**WHAT THE TASK ASKS**
Find the lines below that contain the word "alkene" and count them. Only the number should be given.

**SUPPLIED MATERIAL**

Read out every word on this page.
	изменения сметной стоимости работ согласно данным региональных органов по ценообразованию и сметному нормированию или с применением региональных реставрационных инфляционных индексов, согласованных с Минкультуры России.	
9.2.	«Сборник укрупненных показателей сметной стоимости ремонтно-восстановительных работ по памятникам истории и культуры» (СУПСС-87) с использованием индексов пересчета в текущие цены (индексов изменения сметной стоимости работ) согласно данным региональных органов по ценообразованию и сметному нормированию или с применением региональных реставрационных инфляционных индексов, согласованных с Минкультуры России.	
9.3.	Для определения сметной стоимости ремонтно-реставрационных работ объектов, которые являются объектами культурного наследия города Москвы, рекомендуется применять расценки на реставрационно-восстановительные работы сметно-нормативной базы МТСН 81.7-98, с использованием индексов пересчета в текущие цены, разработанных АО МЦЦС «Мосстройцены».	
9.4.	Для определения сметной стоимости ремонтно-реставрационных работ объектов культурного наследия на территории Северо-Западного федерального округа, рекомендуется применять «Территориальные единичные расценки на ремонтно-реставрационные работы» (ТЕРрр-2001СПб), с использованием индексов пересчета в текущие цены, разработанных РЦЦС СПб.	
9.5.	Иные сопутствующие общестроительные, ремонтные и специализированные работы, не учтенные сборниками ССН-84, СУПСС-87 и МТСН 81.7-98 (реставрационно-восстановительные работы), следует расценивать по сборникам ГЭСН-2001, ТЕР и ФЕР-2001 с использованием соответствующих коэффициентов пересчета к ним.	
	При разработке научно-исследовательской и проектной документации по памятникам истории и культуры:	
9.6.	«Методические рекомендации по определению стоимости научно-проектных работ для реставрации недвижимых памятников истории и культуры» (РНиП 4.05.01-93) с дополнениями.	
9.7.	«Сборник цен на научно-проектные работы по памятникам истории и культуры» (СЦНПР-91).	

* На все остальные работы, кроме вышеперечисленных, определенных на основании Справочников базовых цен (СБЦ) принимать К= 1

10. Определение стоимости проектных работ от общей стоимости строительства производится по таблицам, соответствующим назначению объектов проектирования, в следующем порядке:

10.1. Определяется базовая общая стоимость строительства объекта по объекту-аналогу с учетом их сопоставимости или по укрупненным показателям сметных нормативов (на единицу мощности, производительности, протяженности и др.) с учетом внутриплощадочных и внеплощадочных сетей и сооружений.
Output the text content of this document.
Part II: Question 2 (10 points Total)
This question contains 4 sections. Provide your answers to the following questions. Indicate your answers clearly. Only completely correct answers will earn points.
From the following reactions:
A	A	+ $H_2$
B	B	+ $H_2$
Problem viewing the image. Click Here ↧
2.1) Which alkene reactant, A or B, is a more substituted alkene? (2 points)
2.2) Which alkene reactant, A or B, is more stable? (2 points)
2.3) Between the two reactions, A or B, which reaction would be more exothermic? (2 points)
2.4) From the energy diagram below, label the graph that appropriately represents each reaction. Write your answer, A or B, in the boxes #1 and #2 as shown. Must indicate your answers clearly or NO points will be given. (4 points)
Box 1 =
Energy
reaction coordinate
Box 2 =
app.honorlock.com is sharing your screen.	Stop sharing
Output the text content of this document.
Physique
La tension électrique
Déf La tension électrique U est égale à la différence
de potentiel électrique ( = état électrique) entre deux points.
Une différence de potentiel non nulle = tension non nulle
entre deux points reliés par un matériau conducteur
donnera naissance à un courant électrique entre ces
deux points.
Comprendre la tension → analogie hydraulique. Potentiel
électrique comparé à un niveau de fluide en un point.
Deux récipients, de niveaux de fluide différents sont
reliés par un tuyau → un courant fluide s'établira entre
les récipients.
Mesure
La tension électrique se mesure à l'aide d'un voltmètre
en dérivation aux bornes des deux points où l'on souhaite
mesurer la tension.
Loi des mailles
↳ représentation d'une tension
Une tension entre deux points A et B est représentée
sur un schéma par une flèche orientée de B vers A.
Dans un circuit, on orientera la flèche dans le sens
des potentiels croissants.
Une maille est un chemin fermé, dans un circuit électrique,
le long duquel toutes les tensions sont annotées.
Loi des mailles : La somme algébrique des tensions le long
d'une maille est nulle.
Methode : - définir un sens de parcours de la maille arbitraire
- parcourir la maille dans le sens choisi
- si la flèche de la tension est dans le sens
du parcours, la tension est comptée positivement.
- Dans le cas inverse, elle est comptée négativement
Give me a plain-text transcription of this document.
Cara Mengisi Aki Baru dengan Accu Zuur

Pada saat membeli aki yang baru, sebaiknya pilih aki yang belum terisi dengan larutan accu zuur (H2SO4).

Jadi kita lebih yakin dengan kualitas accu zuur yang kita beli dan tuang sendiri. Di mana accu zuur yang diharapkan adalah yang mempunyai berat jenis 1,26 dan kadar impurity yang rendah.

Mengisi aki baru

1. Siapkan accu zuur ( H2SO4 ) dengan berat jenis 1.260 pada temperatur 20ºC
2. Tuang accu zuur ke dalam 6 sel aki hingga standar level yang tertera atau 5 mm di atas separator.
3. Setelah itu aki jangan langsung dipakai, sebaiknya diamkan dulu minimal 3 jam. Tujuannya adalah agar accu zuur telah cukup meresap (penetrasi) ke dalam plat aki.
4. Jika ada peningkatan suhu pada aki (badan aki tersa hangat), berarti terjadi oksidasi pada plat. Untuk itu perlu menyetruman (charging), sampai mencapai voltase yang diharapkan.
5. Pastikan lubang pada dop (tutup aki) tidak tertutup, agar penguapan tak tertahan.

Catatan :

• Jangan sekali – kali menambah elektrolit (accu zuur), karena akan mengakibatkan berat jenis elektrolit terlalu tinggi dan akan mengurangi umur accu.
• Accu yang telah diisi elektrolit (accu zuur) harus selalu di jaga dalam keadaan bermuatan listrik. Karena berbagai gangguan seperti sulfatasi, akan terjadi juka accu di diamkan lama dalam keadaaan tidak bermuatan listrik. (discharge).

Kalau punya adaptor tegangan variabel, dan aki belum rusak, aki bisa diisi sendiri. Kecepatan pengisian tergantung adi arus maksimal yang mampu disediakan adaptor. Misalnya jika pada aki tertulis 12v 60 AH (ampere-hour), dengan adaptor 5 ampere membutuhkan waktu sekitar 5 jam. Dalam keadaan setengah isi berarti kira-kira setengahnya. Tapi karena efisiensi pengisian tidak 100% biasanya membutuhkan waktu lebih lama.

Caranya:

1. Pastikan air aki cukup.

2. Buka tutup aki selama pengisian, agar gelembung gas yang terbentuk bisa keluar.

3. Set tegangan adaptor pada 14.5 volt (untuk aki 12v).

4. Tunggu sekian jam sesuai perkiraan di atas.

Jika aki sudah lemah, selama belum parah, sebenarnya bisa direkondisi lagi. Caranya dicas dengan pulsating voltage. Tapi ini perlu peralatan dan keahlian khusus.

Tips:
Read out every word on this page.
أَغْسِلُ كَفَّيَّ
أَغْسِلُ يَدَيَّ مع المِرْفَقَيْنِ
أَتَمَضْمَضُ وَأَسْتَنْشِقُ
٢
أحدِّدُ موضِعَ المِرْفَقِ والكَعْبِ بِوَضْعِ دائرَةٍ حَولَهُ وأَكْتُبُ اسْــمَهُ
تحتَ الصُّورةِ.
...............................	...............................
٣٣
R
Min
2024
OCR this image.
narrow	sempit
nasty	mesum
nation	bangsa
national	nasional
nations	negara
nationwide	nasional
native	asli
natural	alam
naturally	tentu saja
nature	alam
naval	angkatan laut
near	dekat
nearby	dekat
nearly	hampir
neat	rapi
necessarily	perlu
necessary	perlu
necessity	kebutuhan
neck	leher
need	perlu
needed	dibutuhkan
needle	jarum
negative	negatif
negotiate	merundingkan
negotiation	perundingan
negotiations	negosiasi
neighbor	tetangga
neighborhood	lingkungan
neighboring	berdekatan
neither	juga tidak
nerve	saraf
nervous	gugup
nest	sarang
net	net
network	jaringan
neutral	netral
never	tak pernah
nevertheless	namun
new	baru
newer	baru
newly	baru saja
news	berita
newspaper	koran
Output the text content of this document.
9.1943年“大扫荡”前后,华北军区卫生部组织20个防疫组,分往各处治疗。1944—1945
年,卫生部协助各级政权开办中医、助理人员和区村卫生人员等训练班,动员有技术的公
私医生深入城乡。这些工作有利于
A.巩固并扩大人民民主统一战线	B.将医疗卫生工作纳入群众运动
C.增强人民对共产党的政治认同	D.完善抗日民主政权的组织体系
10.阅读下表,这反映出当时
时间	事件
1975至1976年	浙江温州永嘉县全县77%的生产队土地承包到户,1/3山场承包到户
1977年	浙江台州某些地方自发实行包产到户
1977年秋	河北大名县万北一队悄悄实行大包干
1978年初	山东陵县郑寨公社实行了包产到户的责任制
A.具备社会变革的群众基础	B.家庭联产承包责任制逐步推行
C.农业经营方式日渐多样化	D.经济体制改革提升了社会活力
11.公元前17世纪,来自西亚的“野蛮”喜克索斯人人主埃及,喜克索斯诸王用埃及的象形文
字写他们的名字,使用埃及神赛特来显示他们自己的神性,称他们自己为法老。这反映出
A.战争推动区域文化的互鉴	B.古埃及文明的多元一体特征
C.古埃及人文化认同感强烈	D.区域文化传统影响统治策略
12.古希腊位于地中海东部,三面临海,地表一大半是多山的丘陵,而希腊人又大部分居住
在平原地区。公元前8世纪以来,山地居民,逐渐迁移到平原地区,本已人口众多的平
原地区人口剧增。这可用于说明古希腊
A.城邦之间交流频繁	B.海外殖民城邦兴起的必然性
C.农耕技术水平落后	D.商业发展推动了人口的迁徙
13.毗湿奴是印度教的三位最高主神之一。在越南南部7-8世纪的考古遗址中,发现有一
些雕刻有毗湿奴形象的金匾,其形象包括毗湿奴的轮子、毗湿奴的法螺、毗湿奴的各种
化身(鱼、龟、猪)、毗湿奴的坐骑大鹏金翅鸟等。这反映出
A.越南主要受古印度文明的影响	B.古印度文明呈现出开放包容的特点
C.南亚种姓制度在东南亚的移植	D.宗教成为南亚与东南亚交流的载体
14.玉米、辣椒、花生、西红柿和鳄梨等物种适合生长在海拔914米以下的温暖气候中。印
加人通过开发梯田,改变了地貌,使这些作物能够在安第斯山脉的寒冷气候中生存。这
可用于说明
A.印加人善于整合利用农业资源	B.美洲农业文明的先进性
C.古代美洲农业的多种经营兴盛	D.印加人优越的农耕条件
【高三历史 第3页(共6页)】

**OUTPUT FOR THIS TASK**
2